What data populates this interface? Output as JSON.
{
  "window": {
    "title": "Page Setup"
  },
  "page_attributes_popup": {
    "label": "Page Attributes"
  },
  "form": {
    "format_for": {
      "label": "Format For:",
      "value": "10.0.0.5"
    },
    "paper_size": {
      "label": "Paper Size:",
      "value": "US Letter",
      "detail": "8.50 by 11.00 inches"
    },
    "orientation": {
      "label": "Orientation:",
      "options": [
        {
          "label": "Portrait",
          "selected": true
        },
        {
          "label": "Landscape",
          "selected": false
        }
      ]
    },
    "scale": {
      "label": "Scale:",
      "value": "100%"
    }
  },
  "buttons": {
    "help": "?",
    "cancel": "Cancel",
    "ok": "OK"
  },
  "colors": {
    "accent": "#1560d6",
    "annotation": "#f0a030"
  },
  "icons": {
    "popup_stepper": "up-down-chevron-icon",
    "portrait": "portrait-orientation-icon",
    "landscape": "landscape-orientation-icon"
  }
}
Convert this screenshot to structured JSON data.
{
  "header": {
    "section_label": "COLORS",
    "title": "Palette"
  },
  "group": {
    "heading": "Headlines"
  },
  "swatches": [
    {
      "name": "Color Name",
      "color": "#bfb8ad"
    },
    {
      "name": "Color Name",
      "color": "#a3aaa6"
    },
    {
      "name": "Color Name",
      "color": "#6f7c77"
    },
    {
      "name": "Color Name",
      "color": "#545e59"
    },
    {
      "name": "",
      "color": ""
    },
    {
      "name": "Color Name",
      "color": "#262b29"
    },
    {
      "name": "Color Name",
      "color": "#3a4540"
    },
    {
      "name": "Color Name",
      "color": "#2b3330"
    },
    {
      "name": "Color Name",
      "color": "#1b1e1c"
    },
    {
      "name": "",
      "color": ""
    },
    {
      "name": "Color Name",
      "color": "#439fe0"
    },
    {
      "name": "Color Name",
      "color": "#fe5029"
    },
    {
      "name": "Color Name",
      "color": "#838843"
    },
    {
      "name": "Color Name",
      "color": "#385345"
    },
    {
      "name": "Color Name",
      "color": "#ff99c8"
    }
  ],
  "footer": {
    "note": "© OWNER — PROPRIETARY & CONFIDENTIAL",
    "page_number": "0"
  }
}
============
#### DESCRIPTION OF THE TASK:
List every line above containing the word "JSON".

#### WRITTEN ANSWER:
What data populates this interface? Output as JSON.
Convert this screenshot to structured JSON data.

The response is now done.